• _Dataset records_:

┄┄┄┄┄┄┄┄┄┄

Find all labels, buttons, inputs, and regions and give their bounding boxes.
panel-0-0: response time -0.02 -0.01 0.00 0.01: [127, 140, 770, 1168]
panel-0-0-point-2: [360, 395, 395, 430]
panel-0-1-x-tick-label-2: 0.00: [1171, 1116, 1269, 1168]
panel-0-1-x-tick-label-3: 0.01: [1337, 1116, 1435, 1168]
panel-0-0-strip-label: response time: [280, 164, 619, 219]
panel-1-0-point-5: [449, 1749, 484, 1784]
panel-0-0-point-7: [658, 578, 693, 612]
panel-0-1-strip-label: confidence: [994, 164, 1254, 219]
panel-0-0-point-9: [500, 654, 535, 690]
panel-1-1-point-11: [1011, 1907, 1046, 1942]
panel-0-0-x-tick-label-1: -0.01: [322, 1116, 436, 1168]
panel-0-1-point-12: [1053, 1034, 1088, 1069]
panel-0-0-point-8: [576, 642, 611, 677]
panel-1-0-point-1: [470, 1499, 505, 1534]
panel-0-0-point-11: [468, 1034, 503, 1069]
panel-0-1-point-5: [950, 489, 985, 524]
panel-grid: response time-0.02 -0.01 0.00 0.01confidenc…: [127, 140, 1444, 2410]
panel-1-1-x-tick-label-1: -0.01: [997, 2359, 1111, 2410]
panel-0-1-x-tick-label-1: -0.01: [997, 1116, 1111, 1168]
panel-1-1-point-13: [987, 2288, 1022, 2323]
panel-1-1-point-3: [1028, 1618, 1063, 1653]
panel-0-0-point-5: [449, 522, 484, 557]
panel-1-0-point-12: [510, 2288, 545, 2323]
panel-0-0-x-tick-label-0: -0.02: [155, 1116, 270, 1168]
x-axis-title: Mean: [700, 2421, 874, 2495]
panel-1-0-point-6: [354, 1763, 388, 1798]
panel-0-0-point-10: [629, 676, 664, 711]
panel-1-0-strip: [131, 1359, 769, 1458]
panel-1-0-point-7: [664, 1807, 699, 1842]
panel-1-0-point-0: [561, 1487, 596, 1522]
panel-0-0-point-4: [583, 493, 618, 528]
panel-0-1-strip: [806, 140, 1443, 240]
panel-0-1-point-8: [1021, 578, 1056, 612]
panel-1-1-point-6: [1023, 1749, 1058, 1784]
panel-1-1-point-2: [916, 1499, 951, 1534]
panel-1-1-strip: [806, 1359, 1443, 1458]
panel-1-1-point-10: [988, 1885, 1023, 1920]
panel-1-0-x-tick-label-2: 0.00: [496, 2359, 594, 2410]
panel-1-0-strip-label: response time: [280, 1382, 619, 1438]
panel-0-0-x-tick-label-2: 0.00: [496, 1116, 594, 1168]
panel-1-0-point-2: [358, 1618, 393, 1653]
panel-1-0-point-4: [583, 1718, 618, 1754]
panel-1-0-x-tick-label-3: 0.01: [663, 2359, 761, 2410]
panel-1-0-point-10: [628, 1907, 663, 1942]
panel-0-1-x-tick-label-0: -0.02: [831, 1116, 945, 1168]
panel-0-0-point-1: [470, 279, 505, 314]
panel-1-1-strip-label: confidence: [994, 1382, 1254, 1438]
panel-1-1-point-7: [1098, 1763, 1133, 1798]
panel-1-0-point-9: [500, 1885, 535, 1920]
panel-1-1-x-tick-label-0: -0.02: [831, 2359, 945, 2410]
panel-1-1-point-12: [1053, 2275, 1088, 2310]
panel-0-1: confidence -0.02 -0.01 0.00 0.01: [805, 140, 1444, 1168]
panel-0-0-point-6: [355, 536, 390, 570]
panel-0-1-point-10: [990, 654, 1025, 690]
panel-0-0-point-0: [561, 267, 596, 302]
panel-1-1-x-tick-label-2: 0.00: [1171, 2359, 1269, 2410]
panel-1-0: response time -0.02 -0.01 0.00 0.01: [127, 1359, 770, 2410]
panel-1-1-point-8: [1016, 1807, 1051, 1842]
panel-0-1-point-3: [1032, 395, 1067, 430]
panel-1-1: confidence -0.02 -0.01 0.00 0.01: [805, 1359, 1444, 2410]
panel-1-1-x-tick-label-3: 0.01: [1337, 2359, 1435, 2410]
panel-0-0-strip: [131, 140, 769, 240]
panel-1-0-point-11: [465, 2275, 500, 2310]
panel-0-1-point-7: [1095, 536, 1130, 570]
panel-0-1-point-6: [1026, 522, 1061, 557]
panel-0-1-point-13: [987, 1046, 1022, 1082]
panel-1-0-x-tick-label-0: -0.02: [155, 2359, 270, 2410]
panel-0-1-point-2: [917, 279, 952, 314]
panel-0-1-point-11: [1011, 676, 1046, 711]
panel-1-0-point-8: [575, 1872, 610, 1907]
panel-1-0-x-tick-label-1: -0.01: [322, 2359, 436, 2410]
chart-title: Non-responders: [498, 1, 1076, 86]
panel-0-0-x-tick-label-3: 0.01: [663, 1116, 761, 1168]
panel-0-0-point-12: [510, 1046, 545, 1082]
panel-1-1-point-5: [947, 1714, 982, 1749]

┄┄┄┄┄┄┄┄┄┄

• _Exercise objective_: Copy the data word for word, starting at the first line and continuing through the line containing "panel-0-0-point-4: [583, 493, 618, 528]", including that line.

• _Finished task_:
Find all labels, buttons, inputs, and regions and give their bounding boxes.
panel-0-0: response time -0.02 -0.01 0.00 0.01: [127, 140, 770, 1168]
panel-0-0-point-2: [360, 395, 395, 430]
panel-0-1-x-tick-label-2: 0.00: [1171, 1116, 1269, 1168]
panel-0-1-x-tick-label-3: 0.01: [1337, 1116, 1435, 1168]
panel-0-0-strip-label: response time: [280, 164, 619, 219]
panel-1-0-point-5: [449, 1749, 484, 1784]
panel-0-0-point-7: [658, 578, 693, 612]
panel-0-1-strip-label: confidence: [994, 164, 1254, 219]
panel-0-0-point-9: [500, 654, 535, 690]
panel-1-1-point-11: [1011, 1907, 1046, 1942]
panel-0-0-x-tick-label-1: -0.01: [322, 1116, 436, 1168]
panel-0-1-point-12: [1053, 1034, 1088, 1069]
panel-0-0-point-8: [576, 642, 611, 677]
panel-1-0-point-1: [470, 1499, 505, 1534]
panel-0-0-point-11: [468, 1034, 503, 1069]
panel-0-1-point-5: [950, 489, 985, 524]
panel-grid: response time-0.02 -0.01 0.00 0.01confidenc…: [127, 140, 1444, 2410]
panel-1-1-x-tick-label-1: -0.01: [997, 2359, 1111, 2410]
panel-0-1-x-tick-label-1: -0.01: [997, 1116, 1111, 1168]
panel-1-1-point-13: [987, 2288, 1022, 2323]
panel-1-1-point-3: [1028, 1618, 1063, 1653]
panel-0-0-point-5: [449, 522, 484, 557]
panel-1-0-point-12: [510, 2288, 545, 2323]
panel-0-0-x-tick-label-0: -0.02: [155, 1116, 270, 1168]
x-axis-title: Mean: [700, 2421, 874, 2495]
panel-1-0-point-6: [354, 1763, 388, 1798]
panel-0-0-point-10: [629, 676, 664, 711]
panel-1-0-strip: [131, 1359, 769, 1458]
panel-1-0-point-7: [664, 1807, 699, 1842]
panel-1-0-point-0: [561, 1487, 596, 1522]
panel-0-0-point-4: [583, 493, 618, 528]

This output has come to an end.